START DATA LISTING

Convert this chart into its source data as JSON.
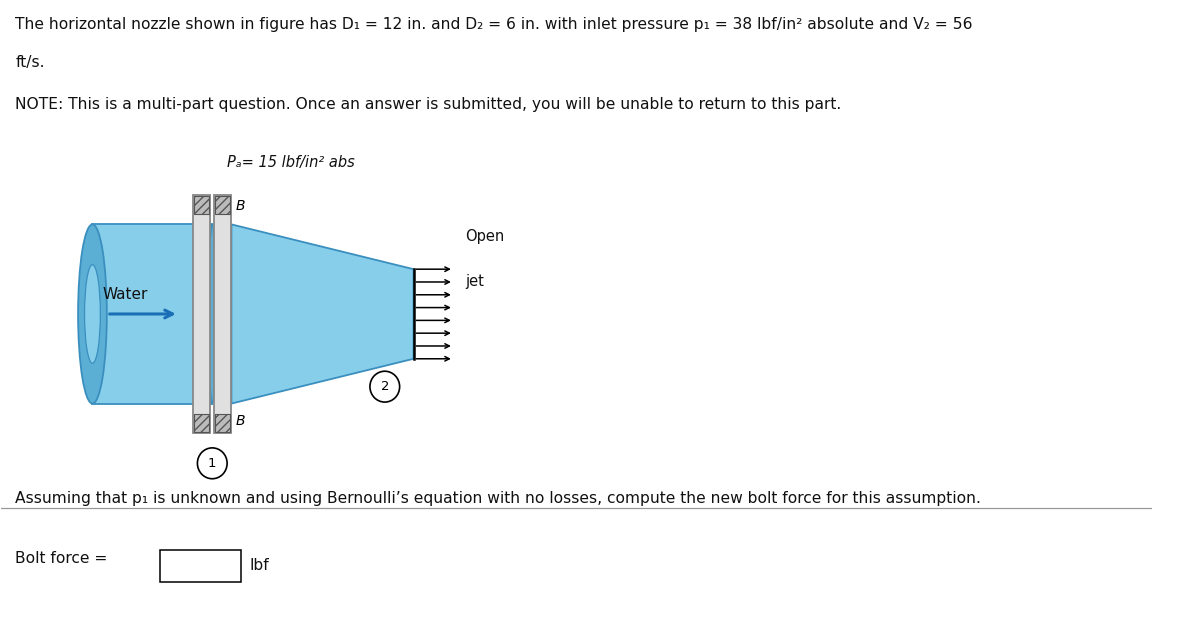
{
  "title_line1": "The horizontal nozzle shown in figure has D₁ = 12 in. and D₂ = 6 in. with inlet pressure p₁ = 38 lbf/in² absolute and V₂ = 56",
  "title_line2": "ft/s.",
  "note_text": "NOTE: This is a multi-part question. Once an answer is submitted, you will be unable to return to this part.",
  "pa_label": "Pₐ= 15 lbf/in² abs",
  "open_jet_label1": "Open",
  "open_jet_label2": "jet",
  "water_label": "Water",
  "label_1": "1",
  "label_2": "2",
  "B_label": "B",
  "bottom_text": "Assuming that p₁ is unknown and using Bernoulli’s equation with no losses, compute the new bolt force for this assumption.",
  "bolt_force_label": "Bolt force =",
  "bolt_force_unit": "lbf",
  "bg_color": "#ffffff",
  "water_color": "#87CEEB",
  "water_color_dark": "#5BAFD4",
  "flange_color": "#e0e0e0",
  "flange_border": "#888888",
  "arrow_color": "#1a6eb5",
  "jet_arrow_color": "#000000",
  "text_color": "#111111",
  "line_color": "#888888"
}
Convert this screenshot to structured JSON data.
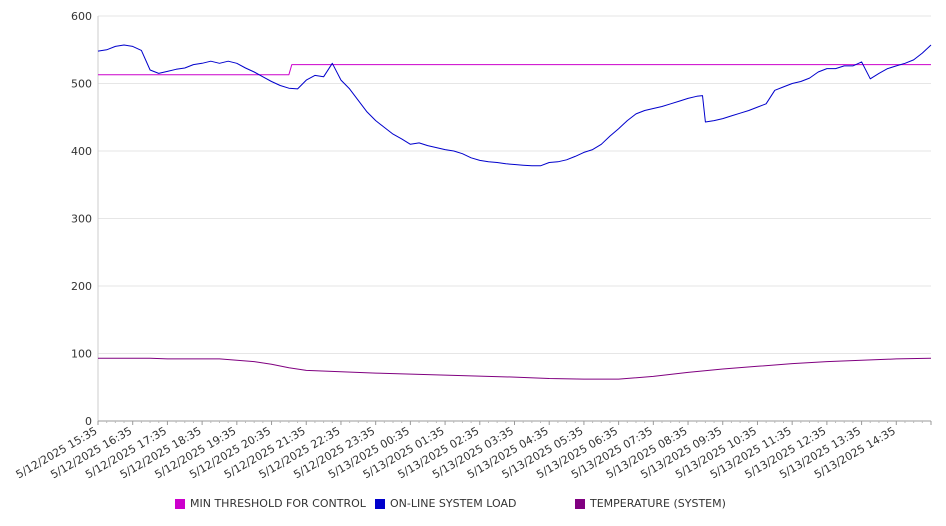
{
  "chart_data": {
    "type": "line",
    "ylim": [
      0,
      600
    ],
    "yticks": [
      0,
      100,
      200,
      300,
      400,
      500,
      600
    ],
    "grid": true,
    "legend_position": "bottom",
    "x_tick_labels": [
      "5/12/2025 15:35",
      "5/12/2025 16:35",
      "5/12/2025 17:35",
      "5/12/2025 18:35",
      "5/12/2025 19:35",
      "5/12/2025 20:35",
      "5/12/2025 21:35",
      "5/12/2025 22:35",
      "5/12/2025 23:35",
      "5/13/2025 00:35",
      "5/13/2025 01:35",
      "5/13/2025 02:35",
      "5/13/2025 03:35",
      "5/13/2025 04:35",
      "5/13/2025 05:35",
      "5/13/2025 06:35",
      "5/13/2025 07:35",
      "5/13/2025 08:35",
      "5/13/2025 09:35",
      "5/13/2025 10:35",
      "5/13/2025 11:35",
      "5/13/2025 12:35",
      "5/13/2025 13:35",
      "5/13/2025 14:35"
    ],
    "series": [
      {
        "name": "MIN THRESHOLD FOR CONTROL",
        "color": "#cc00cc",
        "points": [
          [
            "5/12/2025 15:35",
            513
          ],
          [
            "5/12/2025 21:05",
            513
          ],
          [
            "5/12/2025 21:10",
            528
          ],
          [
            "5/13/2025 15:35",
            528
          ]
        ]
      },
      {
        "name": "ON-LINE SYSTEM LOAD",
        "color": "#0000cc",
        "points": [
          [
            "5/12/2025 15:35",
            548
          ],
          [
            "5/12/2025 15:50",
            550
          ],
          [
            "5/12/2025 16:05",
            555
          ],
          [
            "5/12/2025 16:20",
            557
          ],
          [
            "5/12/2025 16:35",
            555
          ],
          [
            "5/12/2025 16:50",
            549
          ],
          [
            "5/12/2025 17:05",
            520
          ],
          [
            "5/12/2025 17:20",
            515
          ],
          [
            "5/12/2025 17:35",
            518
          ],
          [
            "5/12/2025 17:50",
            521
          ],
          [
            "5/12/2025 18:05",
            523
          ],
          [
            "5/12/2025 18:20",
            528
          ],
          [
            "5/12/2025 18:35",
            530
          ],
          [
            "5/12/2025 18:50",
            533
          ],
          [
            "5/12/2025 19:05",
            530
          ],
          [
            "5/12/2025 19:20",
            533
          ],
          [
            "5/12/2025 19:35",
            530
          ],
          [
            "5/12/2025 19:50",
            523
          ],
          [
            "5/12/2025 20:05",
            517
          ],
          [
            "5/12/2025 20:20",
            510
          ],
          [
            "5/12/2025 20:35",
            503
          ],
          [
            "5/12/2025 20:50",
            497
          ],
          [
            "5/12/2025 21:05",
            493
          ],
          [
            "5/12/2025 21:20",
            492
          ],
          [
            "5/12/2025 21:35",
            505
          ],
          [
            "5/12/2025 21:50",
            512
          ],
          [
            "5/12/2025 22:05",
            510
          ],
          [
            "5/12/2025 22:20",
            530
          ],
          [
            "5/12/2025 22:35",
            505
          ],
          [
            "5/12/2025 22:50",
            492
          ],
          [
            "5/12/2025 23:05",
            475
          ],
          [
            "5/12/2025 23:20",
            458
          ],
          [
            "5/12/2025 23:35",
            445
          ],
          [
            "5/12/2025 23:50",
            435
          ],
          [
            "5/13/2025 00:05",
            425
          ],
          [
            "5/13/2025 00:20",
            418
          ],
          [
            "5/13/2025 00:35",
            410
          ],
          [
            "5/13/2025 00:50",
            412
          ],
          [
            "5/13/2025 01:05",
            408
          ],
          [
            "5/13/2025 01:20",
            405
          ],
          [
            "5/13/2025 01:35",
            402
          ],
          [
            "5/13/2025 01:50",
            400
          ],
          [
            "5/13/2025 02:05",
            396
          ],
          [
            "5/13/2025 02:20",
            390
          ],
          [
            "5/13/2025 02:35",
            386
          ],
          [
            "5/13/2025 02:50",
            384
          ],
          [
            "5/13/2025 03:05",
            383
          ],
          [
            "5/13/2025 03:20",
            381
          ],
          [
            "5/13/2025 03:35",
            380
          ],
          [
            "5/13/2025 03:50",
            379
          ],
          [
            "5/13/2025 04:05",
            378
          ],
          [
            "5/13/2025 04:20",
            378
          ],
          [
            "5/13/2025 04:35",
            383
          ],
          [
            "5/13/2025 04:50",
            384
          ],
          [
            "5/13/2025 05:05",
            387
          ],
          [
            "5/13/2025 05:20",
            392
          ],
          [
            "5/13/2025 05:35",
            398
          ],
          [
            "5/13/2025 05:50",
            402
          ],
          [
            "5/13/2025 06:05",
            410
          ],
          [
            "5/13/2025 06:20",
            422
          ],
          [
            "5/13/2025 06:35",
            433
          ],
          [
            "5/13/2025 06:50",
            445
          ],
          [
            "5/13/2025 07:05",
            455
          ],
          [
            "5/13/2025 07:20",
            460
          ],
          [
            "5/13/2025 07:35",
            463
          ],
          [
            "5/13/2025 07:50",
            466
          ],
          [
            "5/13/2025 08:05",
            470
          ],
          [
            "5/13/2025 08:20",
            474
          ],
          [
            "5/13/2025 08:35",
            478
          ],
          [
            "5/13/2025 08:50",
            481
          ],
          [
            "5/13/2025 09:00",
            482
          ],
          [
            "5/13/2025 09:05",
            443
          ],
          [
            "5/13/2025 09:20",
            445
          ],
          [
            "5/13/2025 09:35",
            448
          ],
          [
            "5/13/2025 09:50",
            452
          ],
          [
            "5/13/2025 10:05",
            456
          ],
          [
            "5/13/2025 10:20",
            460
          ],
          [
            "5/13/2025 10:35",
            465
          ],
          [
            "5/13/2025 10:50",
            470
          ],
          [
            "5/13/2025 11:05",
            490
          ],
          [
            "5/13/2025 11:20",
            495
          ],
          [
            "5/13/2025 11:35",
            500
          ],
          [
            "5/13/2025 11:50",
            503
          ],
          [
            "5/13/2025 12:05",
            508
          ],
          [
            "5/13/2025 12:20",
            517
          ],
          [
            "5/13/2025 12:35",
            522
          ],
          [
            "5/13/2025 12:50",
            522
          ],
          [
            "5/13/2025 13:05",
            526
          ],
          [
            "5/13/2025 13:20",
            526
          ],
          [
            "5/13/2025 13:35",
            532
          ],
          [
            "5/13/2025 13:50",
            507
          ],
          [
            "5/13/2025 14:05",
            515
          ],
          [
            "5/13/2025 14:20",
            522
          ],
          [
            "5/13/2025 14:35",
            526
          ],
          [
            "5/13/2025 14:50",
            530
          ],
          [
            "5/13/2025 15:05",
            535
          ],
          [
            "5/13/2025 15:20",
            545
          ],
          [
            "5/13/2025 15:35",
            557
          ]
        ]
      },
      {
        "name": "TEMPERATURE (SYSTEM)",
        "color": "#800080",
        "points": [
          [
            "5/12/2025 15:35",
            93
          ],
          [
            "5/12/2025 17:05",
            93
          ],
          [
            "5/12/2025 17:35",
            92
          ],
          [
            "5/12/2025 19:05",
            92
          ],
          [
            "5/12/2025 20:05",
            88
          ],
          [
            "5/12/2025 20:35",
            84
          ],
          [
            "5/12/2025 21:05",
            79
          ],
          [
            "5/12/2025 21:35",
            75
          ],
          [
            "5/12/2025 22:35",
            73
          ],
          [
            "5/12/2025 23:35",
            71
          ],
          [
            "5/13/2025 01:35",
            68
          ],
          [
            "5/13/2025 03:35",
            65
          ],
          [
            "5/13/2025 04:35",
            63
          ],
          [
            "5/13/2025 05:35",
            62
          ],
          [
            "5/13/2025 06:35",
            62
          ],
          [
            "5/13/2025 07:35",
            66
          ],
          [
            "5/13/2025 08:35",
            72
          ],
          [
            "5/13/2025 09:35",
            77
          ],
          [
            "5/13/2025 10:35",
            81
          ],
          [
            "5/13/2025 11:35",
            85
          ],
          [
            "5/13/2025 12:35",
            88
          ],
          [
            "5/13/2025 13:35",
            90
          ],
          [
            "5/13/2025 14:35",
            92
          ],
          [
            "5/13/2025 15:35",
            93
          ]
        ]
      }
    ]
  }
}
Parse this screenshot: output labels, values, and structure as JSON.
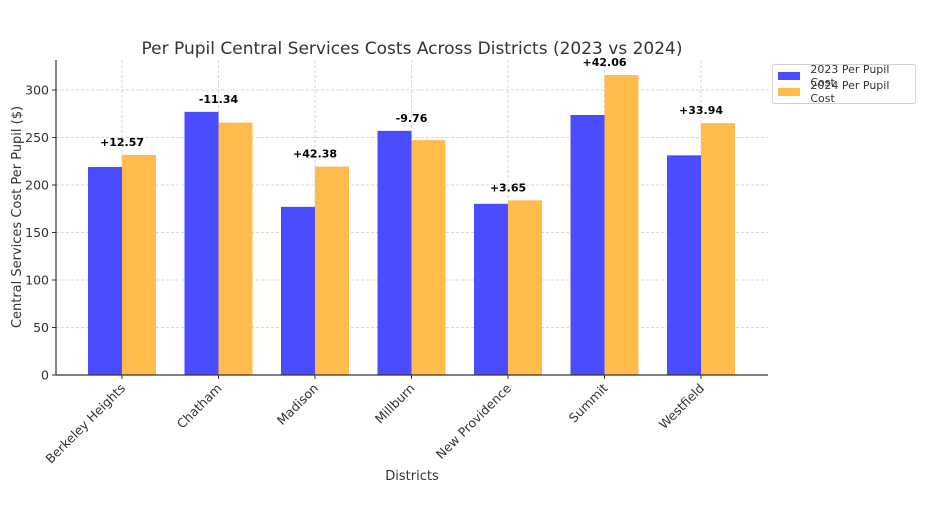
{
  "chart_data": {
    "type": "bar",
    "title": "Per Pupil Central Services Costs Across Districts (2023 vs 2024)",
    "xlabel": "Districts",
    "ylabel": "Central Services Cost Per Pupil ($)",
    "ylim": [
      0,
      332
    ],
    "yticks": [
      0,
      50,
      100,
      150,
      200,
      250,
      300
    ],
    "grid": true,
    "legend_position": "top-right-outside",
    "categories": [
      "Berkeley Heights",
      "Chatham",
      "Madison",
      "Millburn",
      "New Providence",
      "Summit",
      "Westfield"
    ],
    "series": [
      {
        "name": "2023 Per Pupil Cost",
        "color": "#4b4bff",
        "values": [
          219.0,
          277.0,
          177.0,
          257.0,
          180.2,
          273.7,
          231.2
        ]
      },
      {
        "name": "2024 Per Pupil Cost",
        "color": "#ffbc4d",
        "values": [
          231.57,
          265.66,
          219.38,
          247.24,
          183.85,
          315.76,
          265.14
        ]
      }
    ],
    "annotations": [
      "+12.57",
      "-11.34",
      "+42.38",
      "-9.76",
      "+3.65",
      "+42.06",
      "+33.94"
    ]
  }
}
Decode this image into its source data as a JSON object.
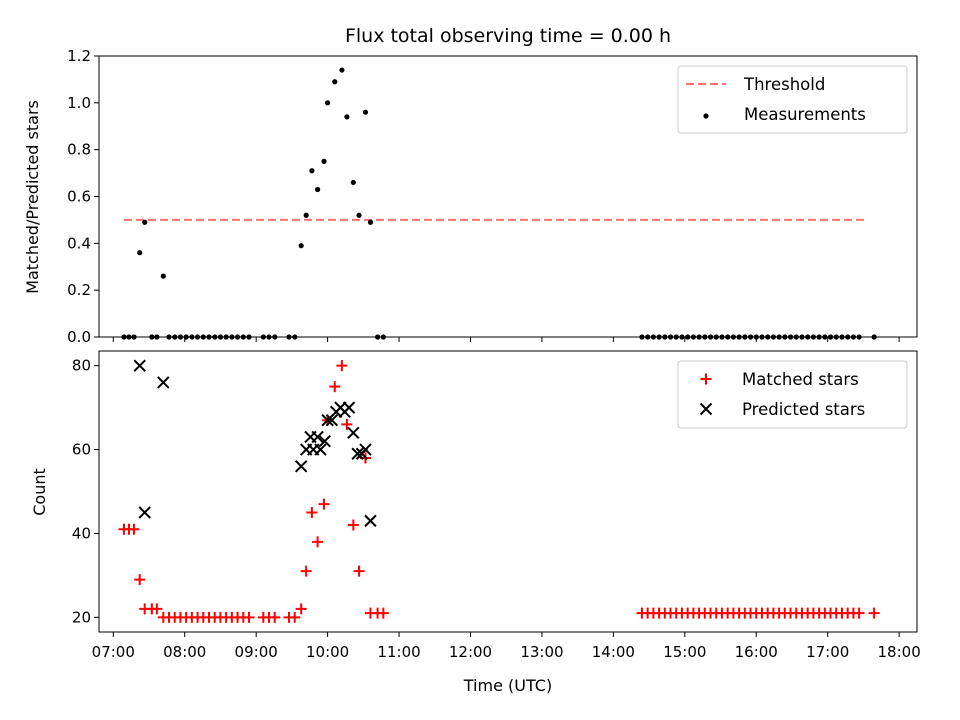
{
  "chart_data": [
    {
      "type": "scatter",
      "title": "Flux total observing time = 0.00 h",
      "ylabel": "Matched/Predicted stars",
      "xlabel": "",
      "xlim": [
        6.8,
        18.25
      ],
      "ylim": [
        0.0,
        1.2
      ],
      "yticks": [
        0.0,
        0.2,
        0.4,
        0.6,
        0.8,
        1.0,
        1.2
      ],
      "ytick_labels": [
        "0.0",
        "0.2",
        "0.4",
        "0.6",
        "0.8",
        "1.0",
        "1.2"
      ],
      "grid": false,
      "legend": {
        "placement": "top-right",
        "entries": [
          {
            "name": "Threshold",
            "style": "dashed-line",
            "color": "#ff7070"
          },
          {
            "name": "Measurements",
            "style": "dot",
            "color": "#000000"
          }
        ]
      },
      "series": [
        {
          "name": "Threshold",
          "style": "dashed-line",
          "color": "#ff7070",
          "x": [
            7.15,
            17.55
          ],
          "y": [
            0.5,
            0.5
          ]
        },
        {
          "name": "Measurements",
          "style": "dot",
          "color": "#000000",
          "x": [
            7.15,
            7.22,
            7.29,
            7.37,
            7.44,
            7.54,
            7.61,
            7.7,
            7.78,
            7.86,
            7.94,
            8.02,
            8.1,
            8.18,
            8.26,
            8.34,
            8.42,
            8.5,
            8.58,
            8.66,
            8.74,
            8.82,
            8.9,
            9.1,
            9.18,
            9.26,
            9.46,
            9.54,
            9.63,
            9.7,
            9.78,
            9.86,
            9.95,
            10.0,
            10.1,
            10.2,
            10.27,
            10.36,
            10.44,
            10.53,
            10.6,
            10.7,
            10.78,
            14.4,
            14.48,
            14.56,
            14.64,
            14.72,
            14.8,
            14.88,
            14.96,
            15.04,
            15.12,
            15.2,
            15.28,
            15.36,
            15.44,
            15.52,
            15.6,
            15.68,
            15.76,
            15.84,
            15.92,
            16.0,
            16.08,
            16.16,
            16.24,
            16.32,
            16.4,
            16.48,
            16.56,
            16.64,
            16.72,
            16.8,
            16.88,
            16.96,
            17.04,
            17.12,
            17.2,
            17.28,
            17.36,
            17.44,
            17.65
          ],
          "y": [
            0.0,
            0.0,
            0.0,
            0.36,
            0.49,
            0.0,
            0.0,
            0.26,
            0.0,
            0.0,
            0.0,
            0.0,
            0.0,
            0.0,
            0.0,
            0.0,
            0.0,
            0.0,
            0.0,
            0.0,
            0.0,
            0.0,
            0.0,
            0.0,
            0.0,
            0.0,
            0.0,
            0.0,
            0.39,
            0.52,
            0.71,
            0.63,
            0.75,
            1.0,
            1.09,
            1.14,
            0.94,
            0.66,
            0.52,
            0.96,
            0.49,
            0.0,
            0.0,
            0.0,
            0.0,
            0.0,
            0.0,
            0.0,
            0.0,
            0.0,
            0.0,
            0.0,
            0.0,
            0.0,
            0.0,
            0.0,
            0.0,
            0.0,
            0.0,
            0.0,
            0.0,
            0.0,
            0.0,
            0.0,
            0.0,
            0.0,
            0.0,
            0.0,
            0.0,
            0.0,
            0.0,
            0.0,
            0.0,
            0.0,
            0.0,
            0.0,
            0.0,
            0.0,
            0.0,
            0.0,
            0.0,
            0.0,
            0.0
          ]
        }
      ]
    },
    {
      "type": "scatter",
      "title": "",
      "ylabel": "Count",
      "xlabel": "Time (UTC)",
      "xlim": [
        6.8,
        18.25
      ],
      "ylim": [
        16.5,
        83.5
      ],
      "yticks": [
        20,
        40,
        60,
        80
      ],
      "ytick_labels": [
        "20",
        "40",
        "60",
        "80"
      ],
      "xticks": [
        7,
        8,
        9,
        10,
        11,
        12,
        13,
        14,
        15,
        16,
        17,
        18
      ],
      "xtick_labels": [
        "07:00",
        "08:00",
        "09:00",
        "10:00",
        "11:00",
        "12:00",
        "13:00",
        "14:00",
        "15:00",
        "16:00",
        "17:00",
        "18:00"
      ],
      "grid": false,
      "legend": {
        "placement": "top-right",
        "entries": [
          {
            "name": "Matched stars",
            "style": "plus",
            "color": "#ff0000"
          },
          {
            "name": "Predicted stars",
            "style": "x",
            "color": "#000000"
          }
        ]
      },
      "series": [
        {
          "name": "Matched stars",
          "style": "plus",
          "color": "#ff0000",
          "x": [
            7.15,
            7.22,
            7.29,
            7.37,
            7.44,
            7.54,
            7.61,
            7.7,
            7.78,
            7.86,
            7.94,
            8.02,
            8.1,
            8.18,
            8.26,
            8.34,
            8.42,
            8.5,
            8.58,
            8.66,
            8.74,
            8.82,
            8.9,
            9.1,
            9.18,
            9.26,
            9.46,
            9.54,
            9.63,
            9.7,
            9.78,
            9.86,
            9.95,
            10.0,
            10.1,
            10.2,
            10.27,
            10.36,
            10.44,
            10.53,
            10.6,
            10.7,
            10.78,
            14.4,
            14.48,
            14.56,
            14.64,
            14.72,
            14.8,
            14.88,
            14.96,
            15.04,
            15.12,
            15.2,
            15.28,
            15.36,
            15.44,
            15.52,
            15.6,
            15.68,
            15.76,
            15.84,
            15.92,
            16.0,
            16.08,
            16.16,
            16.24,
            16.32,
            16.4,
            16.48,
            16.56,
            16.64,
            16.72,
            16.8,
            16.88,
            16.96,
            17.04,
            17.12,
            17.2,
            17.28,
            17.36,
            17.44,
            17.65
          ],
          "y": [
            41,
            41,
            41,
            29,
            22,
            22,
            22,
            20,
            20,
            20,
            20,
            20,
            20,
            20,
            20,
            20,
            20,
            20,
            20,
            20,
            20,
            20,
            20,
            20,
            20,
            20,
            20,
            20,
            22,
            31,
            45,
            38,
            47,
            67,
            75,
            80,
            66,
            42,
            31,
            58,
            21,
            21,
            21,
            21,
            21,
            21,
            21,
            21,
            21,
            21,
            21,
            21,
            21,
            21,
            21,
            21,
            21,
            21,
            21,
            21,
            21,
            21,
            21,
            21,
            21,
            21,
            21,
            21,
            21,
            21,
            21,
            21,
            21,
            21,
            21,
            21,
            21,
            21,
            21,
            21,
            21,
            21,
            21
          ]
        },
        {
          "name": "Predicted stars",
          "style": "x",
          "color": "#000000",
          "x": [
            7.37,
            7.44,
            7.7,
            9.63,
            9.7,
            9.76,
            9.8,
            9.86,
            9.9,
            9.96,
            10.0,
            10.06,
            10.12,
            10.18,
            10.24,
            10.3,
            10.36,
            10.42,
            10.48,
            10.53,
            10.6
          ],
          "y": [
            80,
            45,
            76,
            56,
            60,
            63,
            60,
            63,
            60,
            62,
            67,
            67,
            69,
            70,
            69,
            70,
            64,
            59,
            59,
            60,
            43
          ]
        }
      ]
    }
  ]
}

END DATA LISTING

Read the entries above, then pull out the lines that include "screenshot".

Convert this screenshot to structured JSON data.
Parse this screenshot: output labels, values, and structure as JSON.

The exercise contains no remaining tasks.